# STATED GOAL
Below is a listing. Gather each line of it that contains "ylabel".

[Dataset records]
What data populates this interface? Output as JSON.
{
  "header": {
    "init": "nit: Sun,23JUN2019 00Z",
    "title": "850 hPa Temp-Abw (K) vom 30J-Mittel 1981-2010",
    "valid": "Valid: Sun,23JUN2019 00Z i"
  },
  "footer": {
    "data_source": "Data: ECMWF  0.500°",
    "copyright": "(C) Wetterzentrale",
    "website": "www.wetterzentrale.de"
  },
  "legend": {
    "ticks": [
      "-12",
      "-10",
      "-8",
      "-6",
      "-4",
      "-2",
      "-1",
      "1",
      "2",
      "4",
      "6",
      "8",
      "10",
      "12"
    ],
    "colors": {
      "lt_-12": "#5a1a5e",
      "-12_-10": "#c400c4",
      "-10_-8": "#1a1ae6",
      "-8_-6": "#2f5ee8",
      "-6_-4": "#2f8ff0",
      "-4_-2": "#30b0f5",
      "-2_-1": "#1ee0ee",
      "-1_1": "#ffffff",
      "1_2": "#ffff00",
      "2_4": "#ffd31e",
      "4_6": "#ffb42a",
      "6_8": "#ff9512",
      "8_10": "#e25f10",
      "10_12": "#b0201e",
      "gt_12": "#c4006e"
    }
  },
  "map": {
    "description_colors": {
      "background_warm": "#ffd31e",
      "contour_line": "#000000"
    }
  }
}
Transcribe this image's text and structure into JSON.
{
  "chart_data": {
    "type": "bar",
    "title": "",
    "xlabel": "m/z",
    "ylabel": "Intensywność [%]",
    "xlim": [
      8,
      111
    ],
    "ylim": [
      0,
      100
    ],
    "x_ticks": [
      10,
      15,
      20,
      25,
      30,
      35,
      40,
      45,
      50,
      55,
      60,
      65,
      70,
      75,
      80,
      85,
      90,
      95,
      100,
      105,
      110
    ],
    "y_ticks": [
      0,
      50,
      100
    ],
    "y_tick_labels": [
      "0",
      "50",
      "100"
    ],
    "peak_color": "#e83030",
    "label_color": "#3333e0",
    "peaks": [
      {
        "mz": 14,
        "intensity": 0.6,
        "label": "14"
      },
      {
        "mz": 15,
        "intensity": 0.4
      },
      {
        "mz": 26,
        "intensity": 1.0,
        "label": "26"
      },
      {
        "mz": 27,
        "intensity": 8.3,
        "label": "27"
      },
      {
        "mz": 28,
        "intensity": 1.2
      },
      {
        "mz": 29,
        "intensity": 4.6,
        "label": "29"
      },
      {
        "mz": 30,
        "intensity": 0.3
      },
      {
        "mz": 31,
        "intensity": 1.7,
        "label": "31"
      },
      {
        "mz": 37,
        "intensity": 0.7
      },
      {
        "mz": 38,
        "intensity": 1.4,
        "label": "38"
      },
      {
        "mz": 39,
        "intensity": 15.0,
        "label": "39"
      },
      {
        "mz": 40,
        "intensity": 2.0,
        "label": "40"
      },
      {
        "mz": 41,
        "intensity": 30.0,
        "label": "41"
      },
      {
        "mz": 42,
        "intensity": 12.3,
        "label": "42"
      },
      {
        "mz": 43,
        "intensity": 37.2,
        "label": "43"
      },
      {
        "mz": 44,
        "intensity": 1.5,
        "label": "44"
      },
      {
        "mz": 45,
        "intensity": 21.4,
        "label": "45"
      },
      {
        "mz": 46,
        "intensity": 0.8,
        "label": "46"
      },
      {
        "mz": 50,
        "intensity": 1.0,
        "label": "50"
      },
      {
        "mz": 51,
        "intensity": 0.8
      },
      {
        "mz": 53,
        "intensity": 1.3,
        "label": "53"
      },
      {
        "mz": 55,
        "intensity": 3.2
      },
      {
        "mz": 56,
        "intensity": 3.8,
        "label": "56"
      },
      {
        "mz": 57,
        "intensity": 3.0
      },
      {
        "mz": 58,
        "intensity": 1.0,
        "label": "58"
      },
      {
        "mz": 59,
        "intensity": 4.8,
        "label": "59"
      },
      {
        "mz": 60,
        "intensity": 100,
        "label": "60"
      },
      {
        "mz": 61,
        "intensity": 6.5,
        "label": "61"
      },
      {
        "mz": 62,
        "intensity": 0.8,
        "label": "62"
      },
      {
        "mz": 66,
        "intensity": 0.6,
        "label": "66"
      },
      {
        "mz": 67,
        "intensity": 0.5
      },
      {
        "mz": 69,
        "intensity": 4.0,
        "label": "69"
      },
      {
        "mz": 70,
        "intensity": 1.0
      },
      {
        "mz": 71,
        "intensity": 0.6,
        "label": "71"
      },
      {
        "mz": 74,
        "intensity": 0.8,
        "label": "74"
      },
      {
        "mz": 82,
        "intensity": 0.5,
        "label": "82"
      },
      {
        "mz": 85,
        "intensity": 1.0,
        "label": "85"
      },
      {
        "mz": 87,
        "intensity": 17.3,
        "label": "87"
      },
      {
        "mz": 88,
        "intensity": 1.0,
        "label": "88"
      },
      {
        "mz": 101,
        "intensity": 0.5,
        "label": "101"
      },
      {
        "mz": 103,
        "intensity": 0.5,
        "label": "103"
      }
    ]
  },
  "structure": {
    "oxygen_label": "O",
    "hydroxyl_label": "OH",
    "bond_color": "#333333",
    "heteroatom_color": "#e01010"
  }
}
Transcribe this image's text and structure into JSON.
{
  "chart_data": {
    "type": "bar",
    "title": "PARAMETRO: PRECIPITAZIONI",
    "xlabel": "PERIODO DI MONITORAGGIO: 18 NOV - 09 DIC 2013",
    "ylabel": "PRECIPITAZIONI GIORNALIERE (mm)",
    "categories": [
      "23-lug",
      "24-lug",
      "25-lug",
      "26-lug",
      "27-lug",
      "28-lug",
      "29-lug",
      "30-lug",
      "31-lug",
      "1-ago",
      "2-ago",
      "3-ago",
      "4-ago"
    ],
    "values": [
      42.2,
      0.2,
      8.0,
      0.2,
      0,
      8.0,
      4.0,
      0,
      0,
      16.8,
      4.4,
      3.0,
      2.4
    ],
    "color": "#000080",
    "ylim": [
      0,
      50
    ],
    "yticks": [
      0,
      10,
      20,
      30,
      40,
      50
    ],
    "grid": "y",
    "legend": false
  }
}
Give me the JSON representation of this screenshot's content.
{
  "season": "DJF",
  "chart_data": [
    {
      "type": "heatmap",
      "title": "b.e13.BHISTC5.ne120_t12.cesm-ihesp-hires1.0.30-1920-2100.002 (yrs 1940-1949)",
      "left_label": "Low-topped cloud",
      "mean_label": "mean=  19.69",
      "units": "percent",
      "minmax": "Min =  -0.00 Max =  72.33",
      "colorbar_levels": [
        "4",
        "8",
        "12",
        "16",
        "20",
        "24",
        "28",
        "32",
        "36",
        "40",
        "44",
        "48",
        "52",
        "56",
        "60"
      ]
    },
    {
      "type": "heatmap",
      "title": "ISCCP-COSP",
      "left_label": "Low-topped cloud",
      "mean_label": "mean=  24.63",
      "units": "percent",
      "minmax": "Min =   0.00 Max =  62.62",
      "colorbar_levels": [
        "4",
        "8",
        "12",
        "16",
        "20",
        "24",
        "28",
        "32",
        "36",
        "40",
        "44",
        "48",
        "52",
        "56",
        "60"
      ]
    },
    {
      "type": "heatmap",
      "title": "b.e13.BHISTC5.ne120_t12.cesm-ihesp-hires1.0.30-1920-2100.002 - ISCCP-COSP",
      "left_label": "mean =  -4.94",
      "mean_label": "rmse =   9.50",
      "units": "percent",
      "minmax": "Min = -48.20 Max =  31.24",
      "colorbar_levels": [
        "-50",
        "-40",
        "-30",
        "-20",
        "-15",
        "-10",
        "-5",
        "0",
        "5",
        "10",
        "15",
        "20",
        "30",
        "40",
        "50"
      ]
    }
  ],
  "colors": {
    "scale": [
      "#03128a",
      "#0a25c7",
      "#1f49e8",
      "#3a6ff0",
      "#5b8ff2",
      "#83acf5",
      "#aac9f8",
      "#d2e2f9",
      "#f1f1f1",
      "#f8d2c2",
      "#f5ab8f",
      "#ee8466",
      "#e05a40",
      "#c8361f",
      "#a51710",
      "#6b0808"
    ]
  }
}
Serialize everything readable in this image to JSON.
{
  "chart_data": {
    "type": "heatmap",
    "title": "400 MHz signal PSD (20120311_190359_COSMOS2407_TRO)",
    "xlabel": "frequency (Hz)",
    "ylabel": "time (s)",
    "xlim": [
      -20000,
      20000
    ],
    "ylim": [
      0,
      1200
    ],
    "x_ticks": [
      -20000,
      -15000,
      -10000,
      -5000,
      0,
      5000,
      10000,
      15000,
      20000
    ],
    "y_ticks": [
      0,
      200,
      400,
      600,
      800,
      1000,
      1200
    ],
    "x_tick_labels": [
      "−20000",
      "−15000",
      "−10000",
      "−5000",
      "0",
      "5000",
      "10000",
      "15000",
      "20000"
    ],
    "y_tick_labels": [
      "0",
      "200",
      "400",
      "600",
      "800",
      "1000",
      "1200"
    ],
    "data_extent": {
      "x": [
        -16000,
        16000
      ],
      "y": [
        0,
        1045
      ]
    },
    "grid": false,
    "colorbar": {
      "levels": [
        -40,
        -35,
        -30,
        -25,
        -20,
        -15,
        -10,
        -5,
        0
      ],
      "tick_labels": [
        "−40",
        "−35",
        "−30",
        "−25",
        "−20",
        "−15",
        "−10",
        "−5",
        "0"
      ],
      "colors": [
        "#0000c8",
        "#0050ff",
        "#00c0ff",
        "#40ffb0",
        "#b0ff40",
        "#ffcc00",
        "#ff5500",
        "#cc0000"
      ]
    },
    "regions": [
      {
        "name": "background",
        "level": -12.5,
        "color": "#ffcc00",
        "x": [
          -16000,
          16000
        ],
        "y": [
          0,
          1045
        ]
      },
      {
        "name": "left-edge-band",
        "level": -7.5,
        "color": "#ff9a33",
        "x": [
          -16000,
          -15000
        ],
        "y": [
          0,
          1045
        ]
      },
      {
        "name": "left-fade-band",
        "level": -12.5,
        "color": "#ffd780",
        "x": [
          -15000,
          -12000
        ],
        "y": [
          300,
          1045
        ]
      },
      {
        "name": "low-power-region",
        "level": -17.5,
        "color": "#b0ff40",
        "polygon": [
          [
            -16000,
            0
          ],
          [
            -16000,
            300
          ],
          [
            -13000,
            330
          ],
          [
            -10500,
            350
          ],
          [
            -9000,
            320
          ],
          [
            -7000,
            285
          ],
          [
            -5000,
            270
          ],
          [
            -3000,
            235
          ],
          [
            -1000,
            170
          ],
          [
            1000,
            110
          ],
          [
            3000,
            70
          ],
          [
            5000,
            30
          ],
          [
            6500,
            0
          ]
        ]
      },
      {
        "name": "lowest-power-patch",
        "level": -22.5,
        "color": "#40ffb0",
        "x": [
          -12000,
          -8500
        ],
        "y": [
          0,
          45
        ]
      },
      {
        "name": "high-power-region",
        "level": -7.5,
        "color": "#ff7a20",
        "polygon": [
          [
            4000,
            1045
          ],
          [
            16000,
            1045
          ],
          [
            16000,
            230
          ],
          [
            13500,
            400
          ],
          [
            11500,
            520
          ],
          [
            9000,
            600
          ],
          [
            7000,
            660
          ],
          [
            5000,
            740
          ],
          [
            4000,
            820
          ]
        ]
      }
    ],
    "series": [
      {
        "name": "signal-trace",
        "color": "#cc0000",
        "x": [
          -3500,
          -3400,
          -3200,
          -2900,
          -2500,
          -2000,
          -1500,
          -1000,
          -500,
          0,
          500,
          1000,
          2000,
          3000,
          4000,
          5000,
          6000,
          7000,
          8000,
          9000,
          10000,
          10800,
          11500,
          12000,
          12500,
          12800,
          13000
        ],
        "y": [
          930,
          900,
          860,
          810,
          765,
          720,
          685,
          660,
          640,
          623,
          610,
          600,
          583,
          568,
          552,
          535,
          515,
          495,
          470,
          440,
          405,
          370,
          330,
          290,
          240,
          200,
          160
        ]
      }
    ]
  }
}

# SOLUTION FOR THIS EXERCISE
    "ylabel": "Intensywność [%]",
    "ylabel": "PRECIPITAZIONI GIORNALIERE (mm)",
    "ylabel": "time (s)",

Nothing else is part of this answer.